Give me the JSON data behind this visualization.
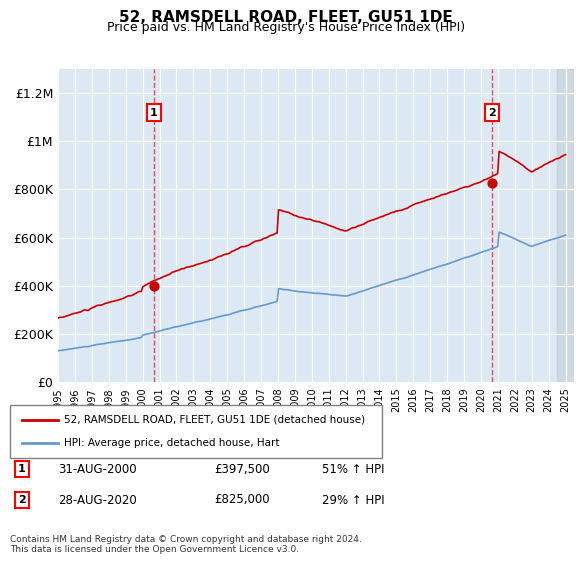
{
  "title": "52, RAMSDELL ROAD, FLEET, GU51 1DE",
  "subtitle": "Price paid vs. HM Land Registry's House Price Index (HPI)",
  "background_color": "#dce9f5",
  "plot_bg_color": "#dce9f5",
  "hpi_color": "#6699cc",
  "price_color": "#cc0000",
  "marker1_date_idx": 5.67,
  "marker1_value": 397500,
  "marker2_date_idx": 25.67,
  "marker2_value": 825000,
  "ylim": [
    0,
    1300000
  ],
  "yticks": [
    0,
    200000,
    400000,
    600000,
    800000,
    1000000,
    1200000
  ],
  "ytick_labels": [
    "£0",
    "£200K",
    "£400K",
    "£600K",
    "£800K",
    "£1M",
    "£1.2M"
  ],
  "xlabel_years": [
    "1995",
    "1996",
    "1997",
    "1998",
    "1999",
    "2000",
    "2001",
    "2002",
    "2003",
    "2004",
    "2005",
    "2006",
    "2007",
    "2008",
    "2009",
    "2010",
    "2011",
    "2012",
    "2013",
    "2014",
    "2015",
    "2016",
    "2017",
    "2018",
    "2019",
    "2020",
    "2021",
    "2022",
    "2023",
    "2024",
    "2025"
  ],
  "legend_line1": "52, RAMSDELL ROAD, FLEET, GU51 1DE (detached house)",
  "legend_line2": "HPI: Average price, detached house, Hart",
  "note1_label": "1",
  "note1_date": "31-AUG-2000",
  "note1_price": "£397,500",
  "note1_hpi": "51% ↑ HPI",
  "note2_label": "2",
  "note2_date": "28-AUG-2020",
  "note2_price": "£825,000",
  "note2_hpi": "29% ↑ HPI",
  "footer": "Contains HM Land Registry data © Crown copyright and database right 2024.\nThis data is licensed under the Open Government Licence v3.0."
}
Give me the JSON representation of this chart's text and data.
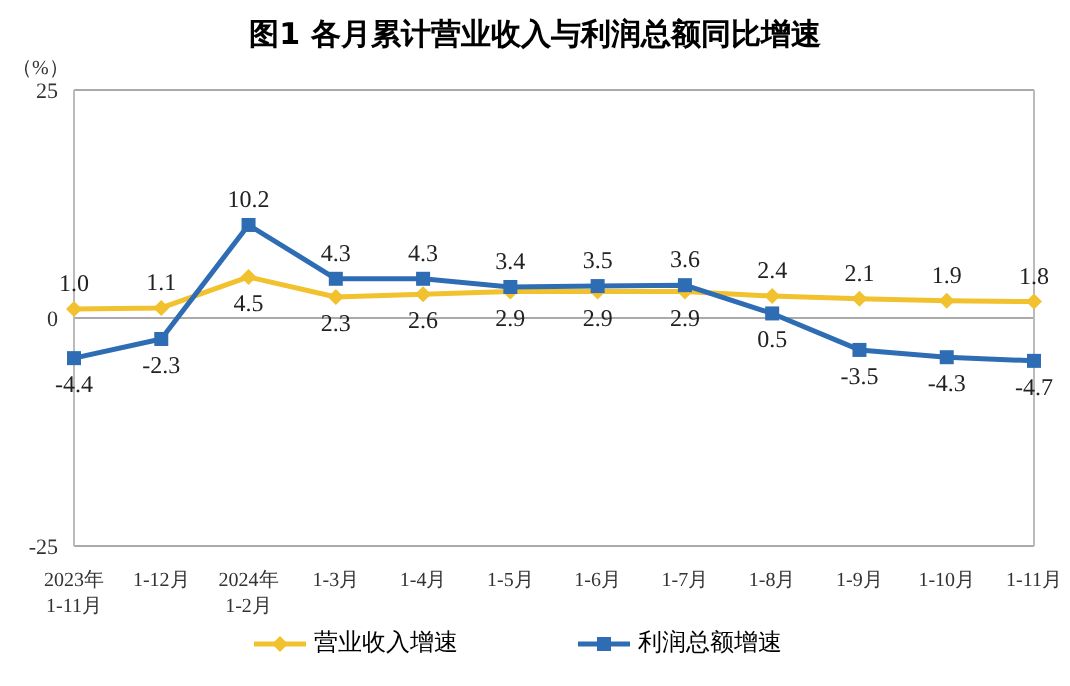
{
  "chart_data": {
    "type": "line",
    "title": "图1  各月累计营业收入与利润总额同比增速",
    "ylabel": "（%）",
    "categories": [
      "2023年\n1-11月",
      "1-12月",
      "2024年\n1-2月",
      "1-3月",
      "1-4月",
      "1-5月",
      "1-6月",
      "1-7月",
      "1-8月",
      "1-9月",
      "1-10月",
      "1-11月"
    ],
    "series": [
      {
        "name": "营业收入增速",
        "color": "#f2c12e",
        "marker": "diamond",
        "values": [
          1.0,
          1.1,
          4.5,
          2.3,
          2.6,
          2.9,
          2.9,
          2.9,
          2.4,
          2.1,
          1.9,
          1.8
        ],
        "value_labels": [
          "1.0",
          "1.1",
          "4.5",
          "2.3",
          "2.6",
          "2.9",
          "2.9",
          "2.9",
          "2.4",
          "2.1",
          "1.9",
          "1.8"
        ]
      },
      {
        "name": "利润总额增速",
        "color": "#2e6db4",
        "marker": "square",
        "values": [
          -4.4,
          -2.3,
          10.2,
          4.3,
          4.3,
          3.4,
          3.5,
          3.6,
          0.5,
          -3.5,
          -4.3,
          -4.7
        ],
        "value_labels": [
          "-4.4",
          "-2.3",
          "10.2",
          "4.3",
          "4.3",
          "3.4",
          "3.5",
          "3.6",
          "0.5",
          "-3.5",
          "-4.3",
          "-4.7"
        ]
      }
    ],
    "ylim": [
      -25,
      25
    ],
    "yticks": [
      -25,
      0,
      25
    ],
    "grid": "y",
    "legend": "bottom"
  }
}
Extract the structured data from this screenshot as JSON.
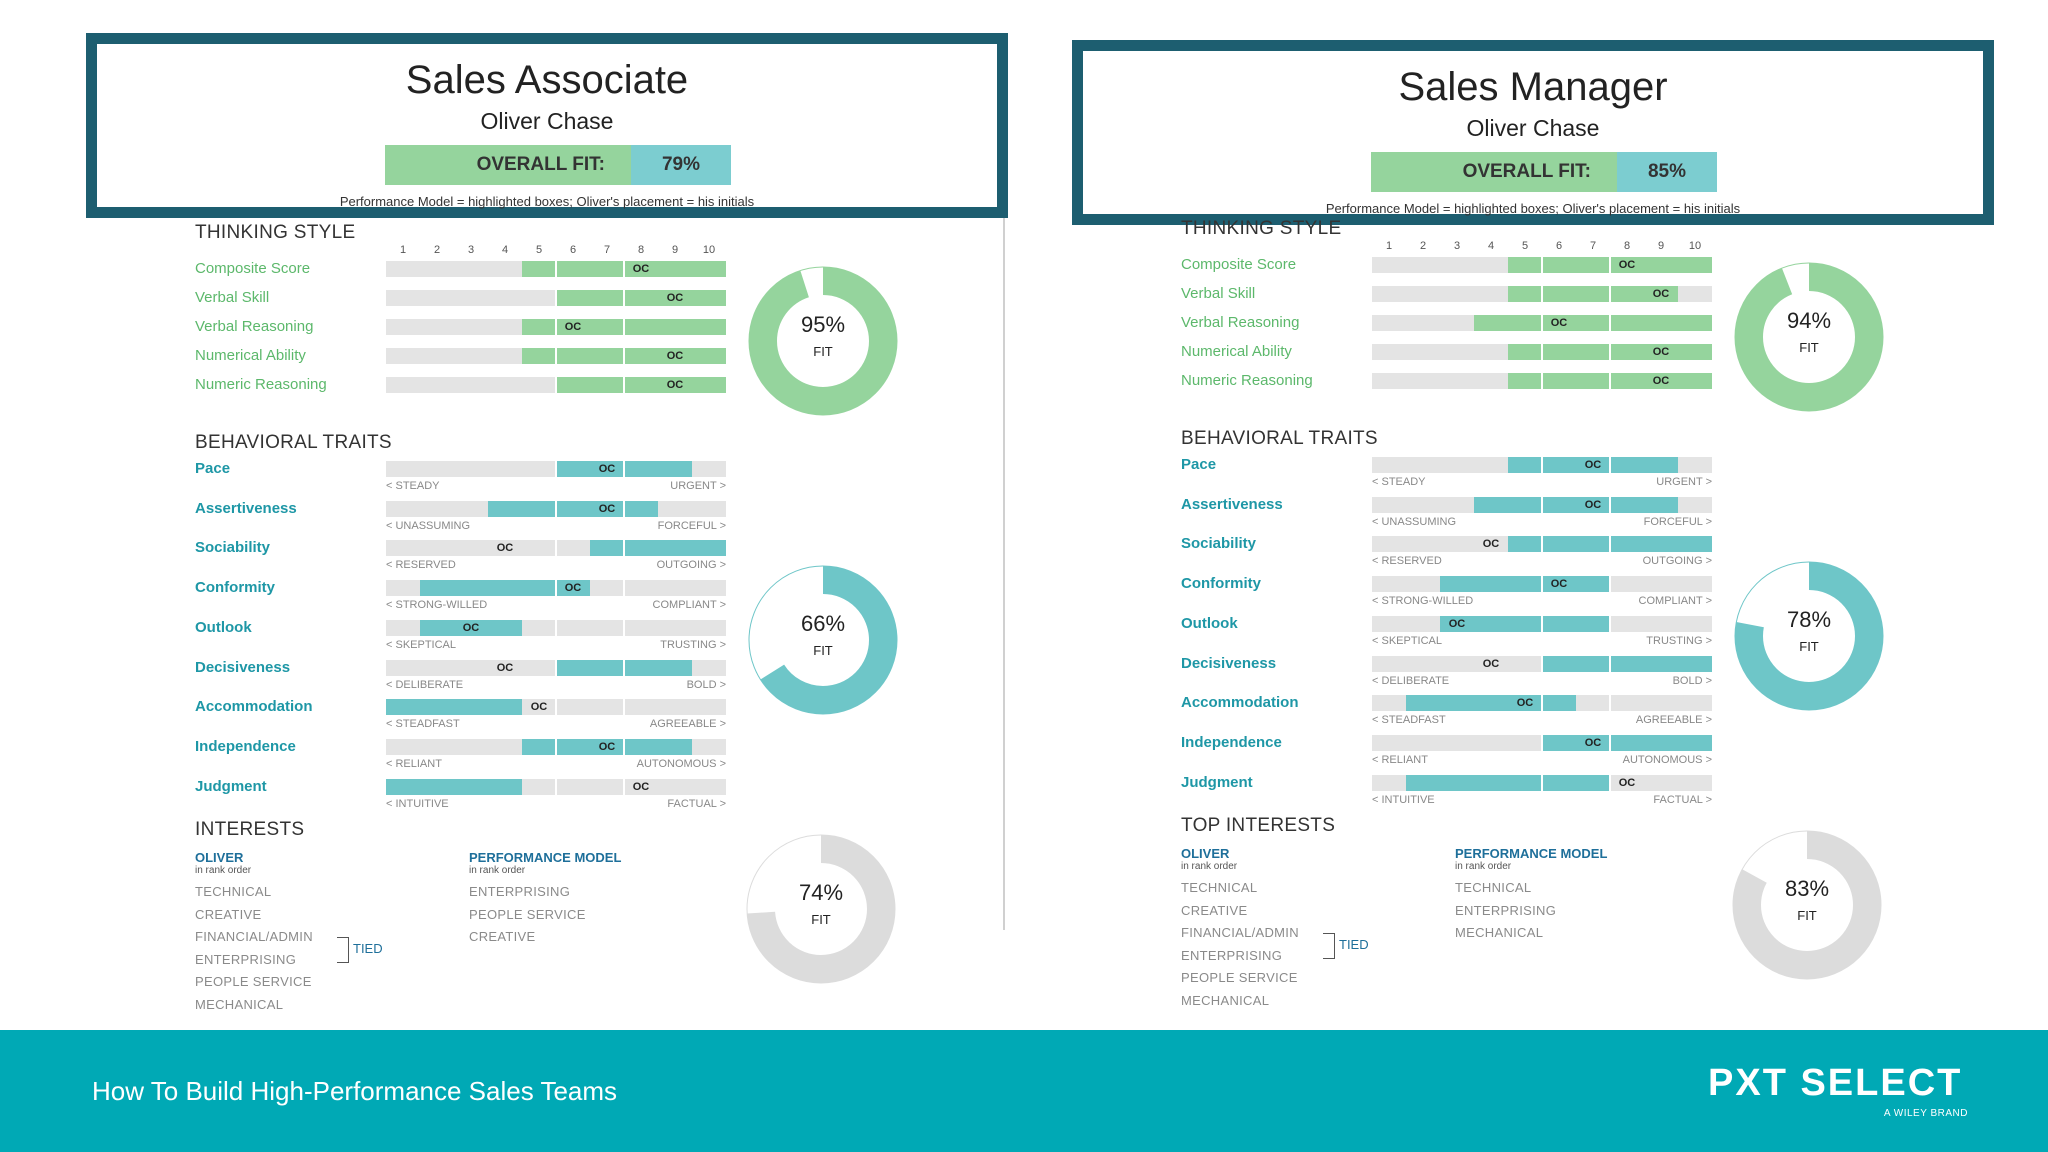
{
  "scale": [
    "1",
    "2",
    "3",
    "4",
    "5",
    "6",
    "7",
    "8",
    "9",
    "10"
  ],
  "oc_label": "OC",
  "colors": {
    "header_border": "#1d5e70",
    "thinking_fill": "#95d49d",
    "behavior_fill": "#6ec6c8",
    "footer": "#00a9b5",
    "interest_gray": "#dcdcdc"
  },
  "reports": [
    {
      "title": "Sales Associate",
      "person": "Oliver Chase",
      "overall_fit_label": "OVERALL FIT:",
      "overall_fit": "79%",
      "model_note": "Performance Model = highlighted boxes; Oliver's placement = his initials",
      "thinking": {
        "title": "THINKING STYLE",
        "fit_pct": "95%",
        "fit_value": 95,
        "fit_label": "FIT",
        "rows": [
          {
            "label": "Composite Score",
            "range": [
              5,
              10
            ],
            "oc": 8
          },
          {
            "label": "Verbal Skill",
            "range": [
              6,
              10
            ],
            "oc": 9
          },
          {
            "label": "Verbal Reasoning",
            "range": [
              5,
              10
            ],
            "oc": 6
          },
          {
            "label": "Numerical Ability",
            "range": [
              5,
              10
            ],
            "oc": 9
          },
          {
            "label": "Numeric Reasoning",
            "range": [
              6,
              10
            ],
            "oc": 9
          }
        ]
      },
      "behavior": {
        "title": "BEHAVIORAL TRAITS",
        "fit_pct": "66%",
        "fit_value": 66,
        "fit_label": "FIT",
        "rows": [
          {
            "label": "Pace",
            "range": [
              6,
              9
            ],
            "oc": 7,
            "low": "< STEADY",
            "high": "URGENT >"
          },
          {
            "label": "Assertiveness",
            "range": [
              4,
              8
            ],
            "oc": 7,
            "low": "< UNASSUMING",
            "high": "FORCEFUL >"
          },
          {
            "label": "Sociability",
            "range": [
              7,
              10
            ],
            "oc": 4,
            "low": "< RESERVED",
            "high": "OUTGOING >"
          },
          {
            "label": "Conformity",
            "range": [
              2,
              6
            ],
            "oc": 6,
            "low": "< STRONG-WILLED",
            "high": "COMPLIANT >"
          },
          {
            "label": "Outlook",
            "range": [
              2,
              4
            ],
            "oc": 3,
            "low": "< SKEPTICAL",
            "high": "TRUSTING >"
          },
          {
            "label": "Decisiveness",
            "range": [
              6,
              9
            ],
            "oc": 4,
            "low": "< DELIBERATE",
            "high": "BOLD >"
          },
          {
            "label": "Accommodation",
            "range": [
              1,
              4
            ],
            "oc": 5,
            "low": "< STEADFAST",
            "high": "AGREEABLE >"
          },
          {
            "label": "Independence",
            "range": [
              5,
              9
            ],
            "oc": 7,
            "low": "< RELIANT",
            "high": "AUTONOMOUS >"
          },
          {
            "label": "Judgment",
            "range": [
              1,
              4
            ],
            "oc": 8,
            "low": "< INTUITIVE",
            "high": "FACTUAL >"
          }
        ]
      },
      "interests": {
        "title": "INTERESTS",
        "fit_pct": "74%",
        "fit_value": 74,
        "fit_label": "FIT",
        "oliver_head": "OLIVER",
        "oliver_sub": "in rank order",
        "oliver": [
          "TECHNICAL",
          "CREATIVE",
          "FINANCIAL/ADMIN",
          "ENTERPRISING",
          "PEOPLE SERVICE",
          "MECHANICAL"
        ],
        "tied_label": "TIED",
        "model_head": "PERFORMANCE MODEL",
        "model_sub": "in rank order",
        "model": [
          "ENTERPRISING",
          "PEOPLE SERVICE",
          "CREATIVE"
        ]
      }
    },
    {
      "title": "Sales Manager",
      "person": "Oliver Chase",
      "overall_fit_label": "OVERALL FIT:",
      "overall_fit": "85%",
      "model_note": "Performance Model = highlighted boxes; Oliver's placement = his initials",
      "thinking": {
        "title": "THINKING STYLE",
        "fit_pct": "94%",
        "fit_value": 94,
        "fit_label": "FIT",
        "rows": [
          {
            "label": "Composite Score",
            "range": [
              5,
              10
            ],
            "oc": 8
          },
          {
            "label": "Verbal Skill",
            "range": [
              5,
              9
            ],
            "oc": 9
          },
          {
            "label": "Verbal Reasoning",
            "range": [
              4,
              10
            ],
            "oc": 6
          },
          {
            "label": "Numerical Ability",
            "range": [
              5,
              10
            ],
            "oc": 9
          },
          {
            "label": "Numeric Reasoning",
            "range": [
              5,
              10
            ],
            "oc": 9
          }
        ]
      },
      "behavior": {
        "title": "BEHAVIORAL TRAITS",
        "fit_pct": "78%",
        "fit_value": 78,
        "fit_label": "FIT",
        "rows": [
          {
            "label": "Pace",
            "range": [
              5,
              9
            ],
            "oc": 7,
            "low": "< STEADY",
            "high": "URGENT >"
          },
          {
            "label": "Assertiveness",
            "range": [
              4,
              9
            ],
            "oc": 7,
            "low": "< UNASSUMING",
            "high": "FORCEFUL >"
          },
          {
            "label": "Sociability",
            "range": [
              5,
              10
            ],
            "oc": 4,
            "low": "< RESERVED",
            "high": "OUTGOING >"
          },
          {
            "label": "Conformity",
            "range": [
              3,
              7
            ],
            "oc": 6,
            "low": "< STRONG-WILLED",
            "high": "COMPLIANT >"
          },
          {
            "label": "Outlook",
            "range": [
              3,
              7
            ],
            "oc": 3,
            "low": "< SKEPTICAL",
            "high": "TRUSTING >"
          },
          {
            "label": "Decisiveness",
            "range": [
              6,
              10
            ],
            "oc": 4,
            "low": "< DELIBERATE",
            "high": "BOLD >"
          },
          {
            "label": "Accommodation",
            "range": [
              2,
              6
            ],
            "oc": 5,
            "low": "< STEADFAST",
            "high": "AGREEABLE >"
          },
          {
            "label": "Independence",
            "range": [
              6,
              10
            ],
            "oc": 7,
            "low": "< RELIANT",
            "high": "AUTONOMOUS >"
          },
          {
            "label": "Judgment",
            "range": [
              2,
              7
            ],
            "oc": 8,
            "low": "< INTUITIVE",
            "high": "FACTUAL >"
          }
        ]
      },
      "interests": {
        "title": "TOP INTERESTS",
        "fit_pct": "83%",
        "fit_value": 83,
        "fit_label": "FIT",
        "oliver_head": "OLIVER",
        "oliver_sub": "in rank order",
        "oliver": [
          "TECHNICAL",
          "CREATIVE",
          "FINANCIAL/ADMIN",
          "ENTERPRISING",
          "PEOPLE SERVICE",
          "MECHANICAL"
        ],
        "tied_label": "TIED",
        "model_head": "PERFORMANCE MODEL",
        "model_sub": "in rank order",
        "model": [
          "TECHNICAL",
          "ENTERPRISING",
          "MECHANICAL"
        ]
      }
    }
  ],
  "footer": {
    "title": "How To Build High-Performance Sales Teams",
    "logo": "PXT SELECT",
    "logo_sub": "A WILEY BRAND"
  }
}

_____

Write only the number of lines in the records that include the word "JSON".

▸ Answer below: 3